■ **TEXT PROVIDED**
Get all GWAS Catalog variants

Description

Gets all variants. Beware this can take several minutes!

Usage

get_variants_all(verbose = FALSE, warnings = TRUE, page_size = 20L)

Arguments

verbose

Whether the function should be verbose about the different queries or not.

warnings

Whether to print warnings.

page_size

An integer scalar indicating the page value to be used in the JSON requests, can be between 1 and 1000.

Value

A variants object.


Get GWAS Catalog variants by their association identifiers

Description

Gets variants by GWAS Catalog internal association identifiers.

Usage

get_variants_by_association_id(
  association_id = NULL,
  verbose = FALSE,
  warnings = TRUE,
  page_size = 20L
)

Arguments

association_id

A character vector of GWAS Catalog association identifiers.

verbose

Whether the function should be verbose about the different queries or not.

warnings

Whether to print warnings.

page_size

An integer scalar indicating the page value to be used in the JSON requests, can be between 1 and 1000.

Value

A variants object.


Get GWAS Catalog variants by cytogenetic band.

Description

Gets variants that are mapped onto specific regions as specified by cytogenetic bands. See the dataframe cytogenetic_bands for more information on possible values.

Usage

get_variants_by_cytogenetic_band(
  cytogenetic_band = NULL,
  verbose = FALSE,
  warnings = TRUE,
  page_size = 20L
)

Arguments

cytogenetic_band

A character vector of cytogenetic bands of the form '1p36.11'

verbose

Whether the function should be verbose about the different queries or not.

warnings

Whether to print warnings.

page_size

An integer scalar indicating the page value to be used in the JSON requests, can be between 1 and 1000.

Value

A variants object.


Get GWAS Catalog studies by EFO identifier

Description

Gets variants whose phenotypic trait is matched by EFO identifiers.

Usage

get_variants_by_efo_id(
  efo_id = NULL,
  verbose = FALSE,
  warnings = TRUE,
  page_size = 20L
)

Arguments

efo_id

A character vector of EFO identifiers.

verbose

Whether the function should be verbose about the different queries or not.

warnings

Whether to print warnings.

page_size

An integer scalar indicating the page value to be used in the JSON requests, can be between 1 and 1000.

Value

A variants object.


Get GWAS Catalog variants by EFO traits

Description

Gets variants that match EFO trait description.

Usage

get_variants_by_efo_trait(
  efo_trait = NULL,
  verbose = FALSE,
  warnings = TRUE,
  page_size = 20L
)

Arguments

efo_trait

A character vector of EFO trait descriptions, e.g., 'uric acid measurement'.

verbose

Whether the function should be verbose about the different queries or not.

warnings

Whether to print warnings.

page_size

An integer scalar indicating the page value to be used in the JSON requests, can be between 1 and 1000.

Value

A variants object.


Get GWAS Catalog variants by gene name.

Description

Gets variants whose genomic context includes a specific gene or genes.

Usage

get_variants_by_gene_name(
  gene_name = NULL,
  verbose = FALSE,
  warnings = TRUE,
  page_size = 20L
)

Arguments

gene_name

A character vector of gene names.

verbose

Whether the function should be verbose about the different queries or not.

warnings

Whether to print warnings.

page_size

An integer scalar indicating the page value to be used in the JSON requests, can be between 1 and 1000.

■ **EXTRACTED MATERIAL**
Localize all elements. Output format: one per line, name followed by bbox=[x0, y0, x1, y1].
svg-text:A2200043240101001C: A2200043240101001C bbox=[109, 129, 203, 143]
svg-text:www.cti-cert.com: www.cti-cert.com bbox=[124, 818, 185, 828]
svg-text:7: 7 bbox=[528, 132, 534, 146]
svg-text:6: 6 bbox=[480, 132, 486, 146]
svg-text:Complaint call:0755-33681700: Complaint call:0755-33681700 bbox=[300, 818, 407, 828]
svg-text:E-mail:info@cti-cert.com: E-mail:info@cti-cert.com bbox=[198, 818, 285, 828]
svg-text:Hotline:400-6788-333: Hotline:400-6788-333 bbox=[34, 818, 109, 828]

■ **REQUIREMENT 1**
In the GWAS Catalog documentation, what range of values is allowed for page_size?
■ **REQUIREMENT 2**
Do these statements agree with the GWAS Catalog documentation? Answer yes or no for each and quote the deciding words.
(a) Fetching all variants can take several minutes.
(b) The default page_size is 100.
(c) The documentation gives 'uric acid measurement' as an example of an EFO trait description.
■ **REQUIREMENT 3**
Copy everything in the GWAS Catalog documentation from "Get GWAS Catalog variants by cytogenetic" down to "on possible values.", changing "regions" to "areas".

■ **ANSWER AREA 1**
It can be between 1 and 1000.

■ **ANSWER AREA 2**
(a) Yes: "Beware this can take several minutes!"
(b) No: "page_size = 20L"
(c) Yes: "A character vector of EFO trait descriptions, e.g., 'uric acid measurement'."

■ **ANSWER AREA 3**
Get GWAS Catalog variants by cytogenetic band.

Description

Gets variants that are mapped onto specific areas as specified by cytogenetic bands. See the dataframe cytogenetic_bands for more information on possible values.